Data records:
※ ※ ※

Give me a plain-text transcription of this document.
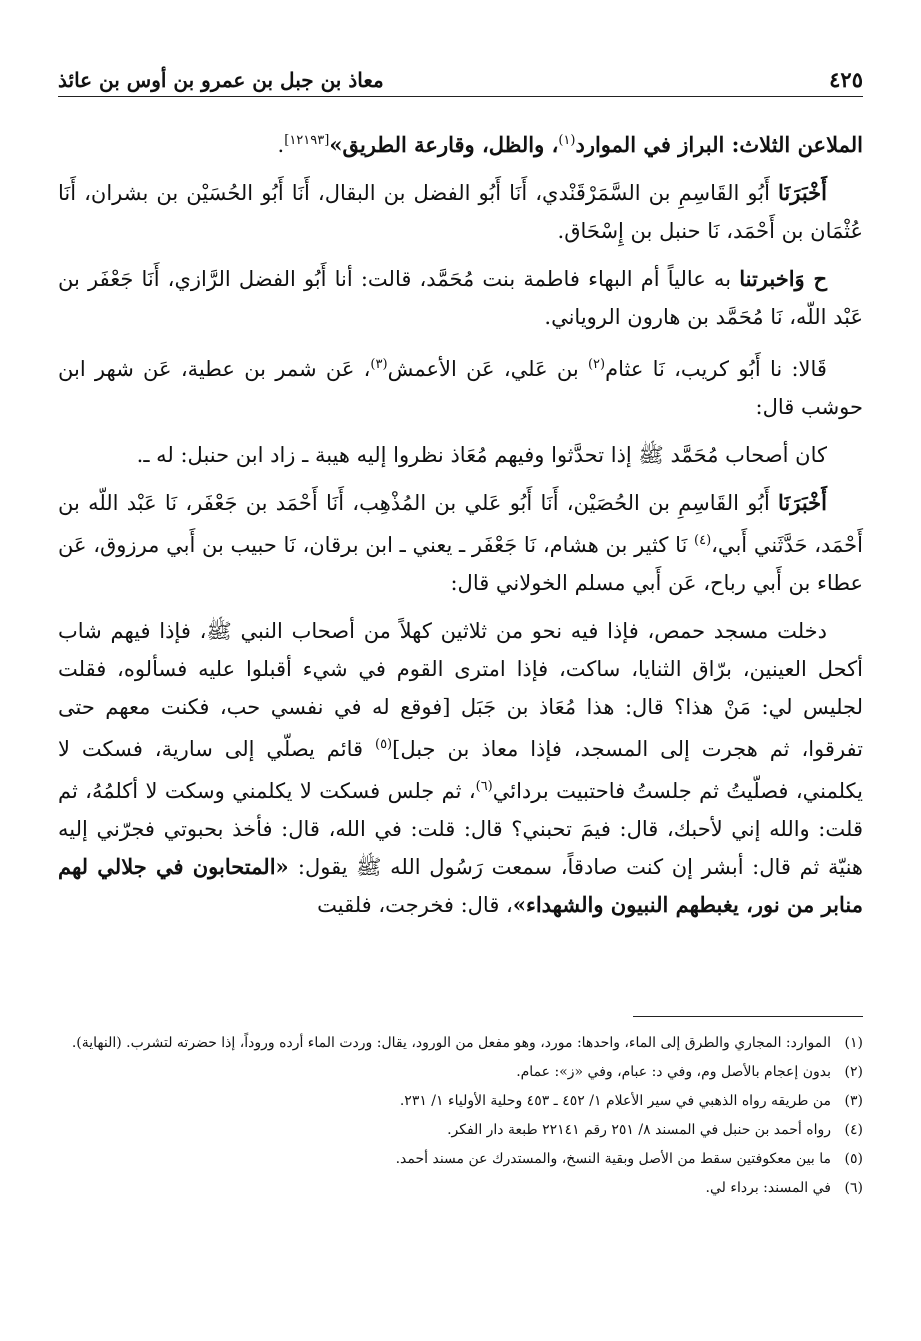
معاذ بن جبل بن عمرو بن أوس بن عائذ	٤٢٥

الملاعن الثلاث: البراز في الموارد$^{(١)}$، والظل، وقارعة الطريق»[١٢١٩٣].

أَخْبَرَنَا أَبُو القَاسِمِ بن السَّمَرْقَنْدي، أَنَا أَبُو الفضل بن البقال، أَنَا أَبُو الحُسَيْن بن بشران، أَنَا عُثْمَان بن أَحْمَد، نَا حنبل بن إِسْحَاق.

ح وَاخبرتنا به عالياً أم البهاء فاطمة بنت مُحَمَّد، قالت: أنا أَبُو الفضل الرَّازي، أَنَا جَعْفَر بن عَبْد اللّه، نَا مُحَمَّد بن هارون الروياني.

قَالا: نا أَبُو كريب، نَا عثام$^{(٢)}$ بن عَلي، عَن الأعمش$^{(٣)}$، عَن شمر بن عطية، عَن شهر ابن حوشب قال:

كان أصحاب مُحَمَّد ﷺ إذا تحدَّثوا وفيهم مُعَاذ نظروا إليه هيبة ـ زاد ابن حنبل: له ـ.

أَخْبَرَنَا أَبُو القَاسِمِ بن الحُصَيْن، أَنَا أَبُو عَلي بن المُذْهِب، أَنَا أَحْمَد بن جَعْفَر، نَا عَبْد اللّه بن أَحْمَد، حَدَّثَني أَبي،$^{(٤)}$ نَا كثير بن هشام، نَا جَعْفَر ـ يعني ـ ابن برقان، نَا حبيب بن أَبي مرزوق، عَن عطاء بن أَبي رباح، عَن أَبي مسلم الخولاني قال:

دخلت مسجد حمص، فإذا فيه نحو من ثلاثين كهلاً من أصحاب النبي ﷺ، فإذا فيهم شاب أكحل العينين، برّاق الثنايا، ساكت، فإذا امترى القوم في شيء أقبلوا عليه فسألوه، فقلت لجليس لي: مَنْ هذا؟ قال: هذا مُعَاذ بن جَبَل [فوقع له في نفسي حب، فكنت معهم حتى تفرقوا، ثم هجرت إلى المسجد، فإذا معاذ بن جبل]$^{(٥)}$ قائم يصلّي إلى سارية، فسكت لا يكلمني، فصلّيتُ ثم جلستُ فاحتبيت بردائي$^{(٦)}$، ثم جلس فسكت لا يكلمني وسكت لا أكلمُهُ، ثم قلت: والله إني لأحبك، قال: فيمَ تحبني؟ قال: قلت: في الله، قال: فأخذ بحبوتي فجرّني إليه هنيّة ثم قال: أبشر إن كنت صادقاً، سمعت رَسُول الله ﷺ يقول: «المتحابون في جلالي لهم منابر من نور، يغبطهم النبيون والشهداء»، قال: فخرجت، فلقيت

(١)
الموارد: المجاري والطرق إلى الماء، واحدها: مورد، وهو مفعل من الورود، يقال: وردت الماء أرده وروداً، إذا حضرته لتشرب. (النهاية).
(٢)
بدون إعجام بالأصل وم، وفي د: عبام، وفي «ز»: عمام.
(٣)
من طريقه رواه الذهبي في سير الأعلام ١/ ٤٥٢ ـ ٤٥٣ وحلية الأولياء ١/ ٢٣١.
(٤)
رواه أحمد بن حنبل في المسند ٨/ ٢٥١ رقم ٢٢١٤١ طبعة دار الفكر.
(٥)
ما بين معكوفتين سقط من الأصل وبقية النسخ، والمستدرك عن مسند أحمد.
(٦)
في المسند: برداء لي.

※ ※ ※

*Directive*
Without the pictures, write out all of the material exactly.

*Response*
Give me a plain-text transcription of this document.
معاذ بن جبل بن عمرو بن أوس بن عائذ	٤٢٥

الملاعن الثلاث: البراز في الموارد$^{(١)}$، والظل، وقارعة الطريق»[١٢١٩٣].

أَخْبَرَنَا أَبُو القَاسِمِ بن السَّمَرْقَنْدي، أَنَا أَبُو الفضل بن البقال، أَنَا أَبُو الحُسَيْن بن بشران، أَنَا عُثْمَان بن أَحْمَد، نَا حنبل بن إِسْحَاق.

ح وَاخبرتنا به عالياً أم البهاء فاطمة بنت مُحَمَّد، قالت: أنا أَبُو الفضل الرَّازي، أَنَا جَعْفَر بن عَبْد اللّه، نَا مُحَمَّد بن هارون الروياني.

قَالا: نا أَبُو كريب، نَا عثام$^{(٢)}$ بن عَلي، عَن الأعمش$^{(٣)}$، عَن شمر بن عطية، عَن شهر ابن حوشب قال:

كان أصحاب مُحَمَّد ﷺ إذا تحدَّثوا وفيهم مُعَاذ نظروا إليه هيبة ـ زاد ابن حنبل: له ـ.

أَخْبَرَنَا أَبُو القَاسِمِ بن الحُصَيْن، أَنَا أَبُو عَلي بن المُذْهِب، أَنَا أَحْمَد بن جَعْفَر، نَا عَبْد اللّه بن أَحْمَد، حَدَّثَني أَبي،$^{(٤)}$ نَا كثير بن هشام، نَا جَعْفَر ـ يعني ـ ابن برقان، نَا حبيب بن أَبي مرزوق، عَن عطاء بن أَبي رباح، عَن أَبي مسلم الخولاني قال:

دخلت مسجد حمص، فإذا فيه نحو من ثلاثين كهلاً من أصحاب النبي ﷺ، فإذا فيهم شاب أكحل العينين، برّاق الثنايا، ساكت، فإذا امترى القوم في شيء أقبلوا عليه فسألوه، فقلت لجليس لي: مَنْ هذا؟ قال: هذا مُعَاذ بن جَبَل [فوقع له في نفسي حب، فكنت معهم حتى تفرقوا، ثم هجرت إلى المسجد، فإذا معاذ بن جبل]$^{(٥)}$ قائم يصلّي إلى سارية، فسكت لا يكلمني، فصلّيتُ ثم جلستُ فاحتبيت بردائي$^{(٦)}$، ثم جلس فسكت لا يكلمني وسكت لا أكلمُهُ، ثم قلت: والله إني لأحبك، قال: فيمَ تحبني؟ قال: قلت: في الله، قال: فأخذ بحبوتي فجرّني إليه هنيّة ثم قال: أبشر إن كنت صادقاً، سمعت رَسُول الله ﷺ يقول: «المتحابون في جلالي لهم منابر من نور، يغبطهم النبيون والشهداء»، قال: فخرجت، فلقيت

(١)
الموارد: المجاري والطرق إلى الماء، واحدها: مورد، وهو مفعل من الورود، يقال: وردت الماء أرده وروداً، إذا حضرته لتشرب. (النهاية).
(٢)
بدون إعجام بالأصل وم، وفي د: عبام، وفي «ز»: عمام.
(٣)
من طريقه رواه الذهبي في سير الأعلام ١/ ٤٥٢ ـ ٤٥٣ وحلية الأولياء ١/ ٢٣١.
(٤)
رواه أحمد بن حنبل في المسند ٨/ ٢٥١ رقم ٢٢١٤١ طبعة دار الفكر.
(٥)
ما بين معكوفتين سقط من الأصل وبقية النسخ، والمستدرك عن مسند أحمد.
(٦)
في المسند: برداء لي.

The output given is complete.